_Data for processing_
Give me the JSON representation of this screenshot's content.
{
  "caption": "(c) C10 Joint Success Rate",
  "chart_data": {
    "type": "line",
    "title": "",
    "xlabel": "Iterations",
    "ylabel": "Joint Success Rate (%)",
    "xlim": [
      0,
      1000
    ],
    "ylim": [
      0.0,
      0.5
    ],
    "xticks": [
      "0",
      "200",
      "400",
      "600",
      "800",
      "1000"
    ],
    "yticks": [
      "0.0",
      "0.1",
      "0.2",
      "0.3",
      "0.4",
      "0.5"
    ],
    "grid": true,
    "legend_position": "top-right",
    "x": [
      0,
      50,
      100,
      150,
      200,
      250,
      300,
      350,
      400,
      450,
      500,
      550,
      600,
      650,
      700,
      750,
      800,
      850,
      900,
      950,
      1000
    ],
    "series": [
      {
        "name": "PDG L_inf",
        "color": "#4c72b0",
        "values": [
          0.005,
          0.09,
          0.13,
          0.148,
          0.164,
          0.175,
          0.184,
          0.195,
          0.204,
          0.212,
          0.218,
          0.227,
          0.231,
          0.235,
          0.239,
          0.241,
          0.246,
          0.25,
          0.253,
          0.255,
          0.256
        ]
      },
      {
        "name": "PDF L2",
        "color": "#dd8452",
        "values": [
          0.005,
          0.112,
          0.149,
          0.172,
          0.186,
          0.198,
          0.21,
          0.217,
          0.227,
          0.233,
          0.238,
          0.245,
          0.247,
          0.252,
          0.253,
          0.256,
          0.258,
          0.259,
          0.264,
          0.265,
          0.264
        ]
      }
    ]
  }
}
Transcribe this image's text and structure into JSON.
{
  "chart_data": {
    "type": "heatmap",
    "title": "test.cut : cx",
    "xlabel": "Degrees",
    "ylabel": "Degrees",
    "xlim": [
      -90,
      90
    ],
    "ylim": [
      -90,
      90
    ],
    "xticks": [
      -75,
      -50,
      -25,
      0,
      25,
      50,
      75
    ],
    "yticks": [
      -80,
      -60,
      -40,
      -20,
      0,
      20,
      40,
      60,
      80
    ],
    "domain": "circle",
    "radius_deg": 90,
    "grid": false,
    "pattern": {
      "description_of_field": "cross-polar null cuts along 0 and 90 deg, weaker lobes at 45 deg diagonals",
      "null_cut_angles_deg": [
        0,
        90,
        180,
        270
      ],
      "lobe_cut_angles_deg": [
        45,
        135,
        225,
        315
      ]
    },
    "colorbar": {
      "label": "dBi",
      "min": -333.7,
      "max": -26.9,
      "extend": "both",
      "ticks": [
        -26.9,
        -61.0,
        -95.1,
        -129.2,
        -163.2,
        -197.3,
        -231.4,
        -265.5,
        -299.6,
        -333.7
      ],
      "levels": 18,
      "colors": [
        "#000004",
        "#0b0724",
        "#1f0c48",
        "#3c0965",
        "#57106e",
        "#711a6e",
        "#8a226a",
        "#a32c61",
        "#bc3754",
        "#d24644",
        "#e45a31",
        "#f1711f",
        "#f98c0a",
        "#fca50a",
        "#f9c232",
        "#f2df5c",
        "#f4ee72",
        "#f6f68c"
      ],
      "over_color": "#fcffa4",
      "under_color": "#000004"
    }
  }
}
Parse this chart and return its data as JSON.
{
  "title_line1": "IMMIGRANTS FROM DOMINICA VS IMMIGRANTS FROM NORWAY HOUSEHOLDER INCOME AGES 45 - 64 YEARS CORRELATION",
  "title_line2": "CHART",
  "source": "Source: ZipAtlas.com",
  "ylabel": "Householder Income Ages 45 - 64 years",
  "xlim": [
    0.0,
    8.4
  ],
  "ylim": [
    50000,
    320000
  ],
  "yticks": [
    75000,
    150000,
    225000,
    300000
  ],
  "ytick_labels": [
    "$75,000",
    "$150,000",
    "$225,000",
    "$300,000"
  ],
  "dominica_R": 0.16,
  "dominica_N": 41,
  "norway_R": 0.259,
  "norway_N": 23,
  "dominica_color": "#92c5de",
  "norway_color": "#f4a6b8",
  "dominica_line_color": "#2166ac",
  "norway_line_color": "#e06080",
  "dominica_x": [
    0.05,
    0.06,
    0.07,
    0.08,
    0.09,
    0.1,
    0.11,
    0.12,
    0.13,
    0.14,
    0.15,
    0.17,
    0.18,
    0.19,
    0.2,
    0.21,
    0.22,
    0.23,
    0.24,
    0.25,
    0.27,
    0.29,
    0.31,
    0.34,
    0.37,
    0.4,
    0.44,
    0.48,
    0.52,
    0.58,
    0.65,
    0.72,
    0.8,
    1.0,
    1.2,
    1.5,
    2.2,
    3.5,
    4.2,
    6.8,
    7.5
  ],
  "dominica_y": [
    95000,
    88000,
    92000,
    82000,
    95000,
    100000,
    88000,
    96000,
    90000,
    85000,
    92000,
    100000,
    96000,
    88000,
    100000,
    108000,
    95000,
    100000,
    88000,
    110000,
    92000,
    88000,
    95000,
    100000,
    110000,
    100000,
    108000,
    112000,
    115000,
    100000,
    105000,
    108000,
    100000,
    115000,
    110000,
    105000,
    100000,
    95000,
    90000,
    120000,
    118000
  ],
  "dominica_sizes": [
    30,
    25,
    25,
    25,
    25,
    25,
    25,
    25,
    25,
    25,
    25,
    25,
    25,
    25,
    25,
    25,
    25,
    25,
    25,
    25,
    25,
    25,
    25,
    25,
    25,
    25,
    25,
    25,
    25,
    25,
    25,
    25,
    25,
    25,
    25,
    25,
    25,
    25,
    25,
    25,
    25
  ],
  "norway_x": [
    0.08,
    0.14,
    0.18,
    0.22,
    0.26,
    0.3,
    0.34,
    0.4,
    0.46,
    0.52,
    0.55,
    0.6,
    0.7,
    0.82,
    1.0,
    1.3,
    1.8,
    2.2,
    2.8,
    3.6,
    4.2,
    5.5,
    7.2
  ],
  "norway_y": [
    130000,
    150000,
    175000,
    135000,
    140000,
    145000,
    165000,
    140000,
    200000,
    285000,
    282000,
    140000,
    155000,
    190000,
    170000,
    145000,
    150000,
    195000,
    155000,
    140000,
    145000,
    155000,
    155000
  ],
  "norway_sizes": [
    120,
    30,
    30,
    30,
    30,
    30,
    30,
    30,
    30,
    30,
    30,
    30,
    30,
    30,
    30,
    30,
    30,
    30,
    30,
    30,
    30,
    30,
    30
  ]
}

_Directions_
From the listing above, extract all records word for word.

_Full answer_
Give me the JSON representation of this screenshot's content.
{
  "caption": "(c) C10 Joint Success Rate",
  "chart_data": {
    "type": "line",
    "title": "",
    "xlabel": "Iterations",
    "ylabel": "Joint Success Rate (%)",
    "xlim": [
      0,
      1000
    ],
    "ylim": [
      0.0,
      0.5
    ],
    "xticks": [
      "0",
      "200",
      "400",
      "600",
      "800",
      "1000"
    ],
    "yticks": [
      "0.0",
      "0.1",
      "0.2",
      "0.3",
      "0.4",
      "0.5"
    ],
    "grid": true,
    "legend_position": "top-right",
    "x": [
      0,
      50,
      100,
      150,
      200,
      250,
      300,
      350,
      400,
      450,
      500,
      550,
      600,
      650,
      700,
      750,
      800,
      850,
      900,
      950,
      1000
    ],
    "series": [
      {
        "name": "PDG L_inf",
        "color": "#4c72b0",
        "values": [
          0.005,
          0.09,
          0.13,
          0.148,
          0.164,
          0.175,
          0.184,
          0.195,
          0.204,
          0.212,
          0.218,
          0.227,
          0.231,
          0.235,
          0.239,
          0.241,
          0.246,
          0.25,
          0.253,
          0.255,
          0.256
        ]
      },
      {
        "name": "PDF L2",
        "color": "#dd8452",
        "values": [
          0.005,
          0.112,
          0.149,
          0.172,
          0.186,
          0.198,
          0.21,
          0.217,
          0.227,
          0.233,
          0.238,
          0.245,
          0.247,
          0.252,
          0.253,
          0.256,
          0.258,
          0.259,
          0.264,
          0.265,
          0.264
        ]
      }
    ]
  }
}
Transcribe this image's text and structure into JSON.
{
  "chart_data": {
    "type": "heatmap",
    "title": "test.cut : cx",
    "xlabel": "Degrees",
    "ylabel": "Degrees",
    "xlim": [
      -90,
      90
    ],
    "ylim": [
      -90,
      90
    ],
    "xticks": [
      -75,
      -50,
      -25,
      0,
      25,
      50,
      75
    ],
    "yticks": [
      -80,
      -60,
      -40,
      -20,
      0,
      20,
      40,
      60,
      80
    ],
    "domain": "circle",
    "radius_deg": 90,
    "grid": false,
    "pattern": {
      "description_of_field": "cross-polar null cuts along 0 and 90 deg, weaker lobes at 45 deg diagonals",
      "null_cut_angles_deg": [
        0,
        90,
        180,
        270
      ],
      "lobe_cut_angles_deg": [
        45,
        135,
        225,
        315
      ]
    },
    "colorbar": {
      "label": "dBi",
      "min": -333.7,
      "max": -26.9,
      "extend": "both",
      "ticks": [
        -26.9,
        -61.0,
        -95.1,
        -129.2,
        -163.2,
        -197.3,
        -231.4,
        -265.5,
        -299.6,
        -333.7
      ],
      "levels": 18,
      "colors": [
        "#000004",
        "#0b0724",
        "#1f0c48",
        "#3c0965",
        "#57106e",
        "#711a6e",
        "#8a226a",
        "#a32c61",
        "#bc3754",
        "#d24644",
        "#e45a31",
        "#f1711f",
        "#f98c0a",
        "#fca50a",
        "#f9c232",
        "#f2df5c",
        "#f4ee72",
        "#f6f68c"
      ],
      "over_color": "#fcffa4",
      "under_color": "#000004"
    }
  }
}
Parse this chart and return its data as JSON.
{
  "title_line1": "IMMIGRANTS FROM DOMINICA VS IMMIGRANTS FROM NORWAY HOUSEHOLDER INCOME AGES 45 - 64 YEARS CORRELATION",
  "title_line2": "CHART",
  "source": "Source: ZipAtlas.com",
  "ylabel": "Householder Income Ages 45 - 64 years",
  "xlim": [
    0.0,
    8.4
  ],
  "ylim": [
    50000,
    320000
  ],
  "yticks": [
    75000,
    150000,
    225000,
    300000
  ],
  "ytick_labels": [
    "$75,000",
    "$150,000",
    "$225,000",
    "$300,000"
  ],
  "dominica_R": 0.16,
  "dominica_N": 41,
  "norway_R": 0.259,
  "norway_N": 23,
  "dominica_color": "#92c5de",
  "norway_color": "#f4a6b8",
  "dominica_line_color": "#2166ac",
  "norway_line_color": "#e06080",
  "dominica_x": [
    0.05,
    0.06,
    0.07,
    0.08,
    0.09,
    0.1,
    0.11,
    0.12,
    0.13,
    0.14,
    0.15,
    0.17,
    0.18,
    0.19,
    0.2,
    0.21,
    0.22,
    0.23,
    0.24,
    0.25,
    0.27,
    0.29,
    0.31,
    0.34,
    0.37,
    0.4,
    0.44,
    0.48,
    0.52,
    0.58,
    0.65,
    0.72,
    0.8,
    1.0,
    1.2,
    1.5,
    2.2,
    3.5,
    4.2,
    6.8,
    7.5
  ],
  "dominica_y": [
    95000,
    88000,
    92000,
    82000,
    95000,
    100000,
    88000,
    96000,
    90000,
    85000,
    92000,
    100000,
    96000,
    88000,
    100000,
    108000,
    95000,
    100000,
    88000,
    110000,
    92000,
    88000,
    95000,
    100000,
    110000,
    100000,
    108000,
    112000,
    115000,
    100000,
    105000,
    108000,
    100000,
    115000,
    110000,
    105000,
    100000,
    95000,
    90000,
    120000,
    118000
  ],
  "dominica_sizes": [
    30,
    25,
    25,
    25,
    25,
    25,
    25,
    25,
    25,
    25,
    25,
    25,
    25,
    25,
    25,
    25,
    25,
    25,
    25,
    25,
    25,
    25,
    25,
    25,
    25,
    25,
    25,
    25,
    25,
    25,
    25,
    25,
    25,
    25,
    25,
    25,
    25,
    25,
    25,
    25,
    25
  ],
  "norway_x": [
    0.08,
    0.14,
    0.18,
    0.22,
    0.26,
    0.3,
    0.34,
    0.4,
    0.46,
    0.52,
    0.55,
    0.6,
    0.7,
    0.82,
    1.0,
    1.3,
    1.8,
    2.2,
    2.8,
    3.6,
    4.2,
    5.5,
    7.2
  ],
  "norway_y": [
    130000,
    150000,
    175000,
    135000,
    140000,
    145000,
    165000,
    140000,
    200000,
    285000,
    282000,
    140000,
    155000,
    190000,
    170000,
    145000,
    150000,
    195000,
    155000,
    140000,
    145000,
    155000,
    155000
  ],
  "norway_sizes": [
    120,
    30,
    30,
    30,
    30,
    30,
    30,
    30,
    30,
    30,
    30,
    30,
    30,
    30,
    30,
    30,
    30,
    30,
    30,
    30,
    30,
    30,
    30
  ]
}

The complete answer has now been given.